• _Short problem_
How many lines in the listing below include the word "Give"? Answer with the number and nothing else.

-=-=-=-=-

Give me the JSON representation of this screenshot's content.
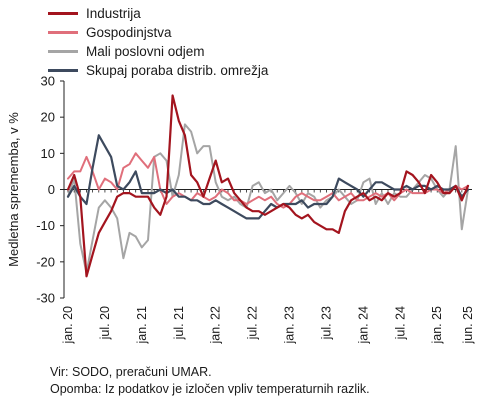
{
  "chart_data": {
    "type": "line",
    "ylabel": "Medletna sprememba, v %",
    "ylim": [
      -30,
      30
    ],
    "yticks": [
      -30,
      -20,
      -10,
      0,
      10,
      20,
      30
    ],
    "x_period": "monthly, jan. 2020 – jun. 2025",
    "xtick_labels": [
      "jan. 20",
      "jul. 20",
      "jan. 21",
      "jul. 21",
      "jan. 22",
      "jul. 22",
      "jan. 23",
      "jul. 23",
      "jan. 24",
      "jul. 24",
      "jan. 25",
      "jun. 25"
    ],
    "grid": false,
    "legend_position": "top-left",
    "series": [
      {
        "name": "Industrija",
        "color": "#a3141e",
        "values": [
          0,
          4,
          -2,
          -24,
          -18,
          -12,
          -9,
          -6,
          -2,
          -1,
          -1,
          -2,
          -2,
          -2,
          -5,
          -7,
          -2,
          26,
          19,
          15,
          4,
          2,
          -2,
          3,
          8,
          2,
          3,
          -1,
          -3,
          -5,
          -6,
          -6,
          -7,
          -6,
          -5,
          -4,
          -5,
          -7,
          -8,
          -7,
          -9,
          -10,
          -11,
          -11,
          -12,
          -6,
          -3,
          -2,
          -1,
          -3,
          -2,
          -3,
          -1,
          -2,
          -1,
          5,
          4,
          2,
          -1,
          4,
          2,
          -1,
          -1,
          1,
          -3,
          1
        ]
      },
      {
        "name": "Gospodinjstva",
        "color": "#e06f7b",
        "values": [
          3,
          5,
          5,
          9,
          5,
          0,
          3,
          2,
          0,
          6,
          7,
          10,
          8,
          6,
          9,
          0,
          -4,
          -2,
          -1,
          -2,
          -3,
          -1,
          -2,
          -3,
          -2,
          0,
          -1,
          -3,
          -3,
          -4,
          -3,
          -2,
          -3,
          -2,
          -4,
          -5,
          -4,
          -2,
          -1,
          -2,
          -3,
          -3,
          -2,
          -1,
          -3,
          -2,
          -1,
          -3,
          -3,
          -2,
          -1,
          -2,
          -1,
          -3,
          -1,
          0,
          -1,
          -1,
          -1,
          0,
          0,
          -1,
          0,
          1,
          0,
          1
        ]
      },
      {
        "name": "Mali poslovni odjem",
        "color": "#a5a5a5",
        "values": [
          -2,
          3,
          -15,
          -23,
          -14,
          -5,
          -3,
          -5,
          -8,
          -19,
          -12,
          -13,
          -16,
          -14,
          9,
          10,
          8,
          -2,
          4,
          18,
          16,
          10,
          12,
          12,
          2,
          -2,
          -3,
          -2,
          -4,
          -5,
          1,
          2,
          -1,
          0,
          -3,
          -1,
          1,
          -1,
          -4,
          -1,
          -2,
          -5,
          -3,
          -2,
          0,
          -2,
          -4,
          -3,
          2,
          3,
          -4,
          -1,
          -4,
          -1,
          -2,
          -2,
          0,
          2,
          4,
          3,
          0,
          -2,
          0,
          12,
          -11,
          0
        ]
      },
      {
        "name": "Skupaj poraba distrib. omrežja",
        "color": "#3d4a5e",
        "values": [
          -2,
          1,
          -2,
          -4,
          6,
          15,
          12,
          9,
          1,
          0,
          2,
          5,
          -1,
          -1,
          -1,
          0,
          -1,
          0,
          -2,
          -2,
          -3,
          -3,
          -4,
          -4,
          -3,
          -4,
          -5,
          -6,
          -7,
          -8,
          -8,
          -8,
          -6,
          -4,
          -5,
          -4,
          -4,
          -4,
          -3,
          -5,
          -4,
          -4,
          -4,
          -2,
          3,
          2,
          1,
          0,
          -2,
          0,
          2,
          2,
          1,
          0,
          0,
          1,
          0,
          1,
          1,
          0,
          1,
          0,
          0,
          1,
          -2,
          0
        ]
      }
    ]
  },
  "notes": {
    "source": "Vir: SODO, preračuni UMAR.",
    "remark": "Opomba: Iz podatkov je izločen vpliv temperaturnih razlik."
  }
}
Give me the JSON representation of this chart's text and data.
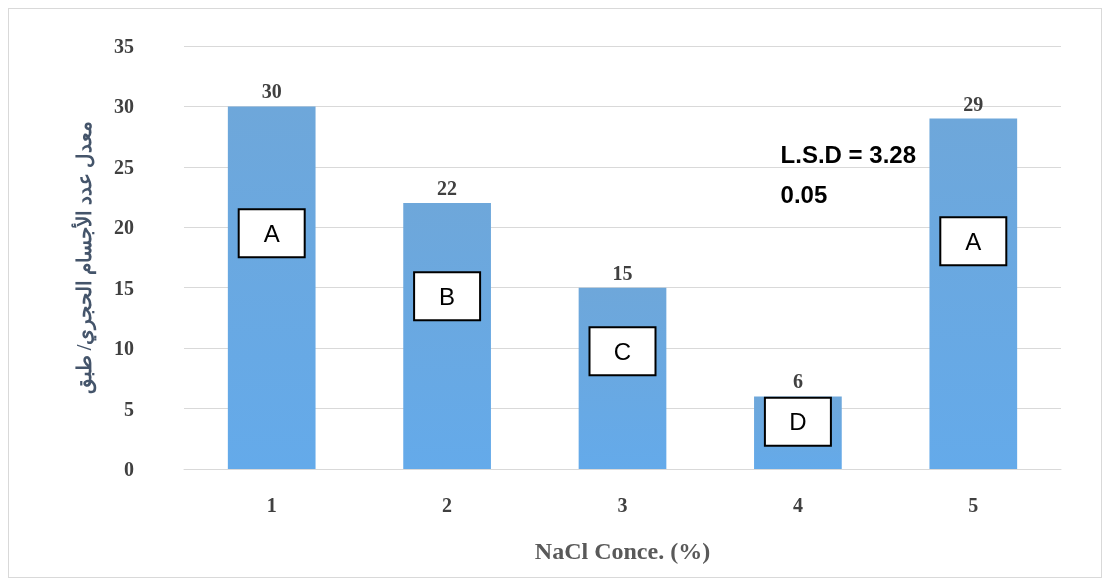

-=-=-=-=-

• _The solution_
2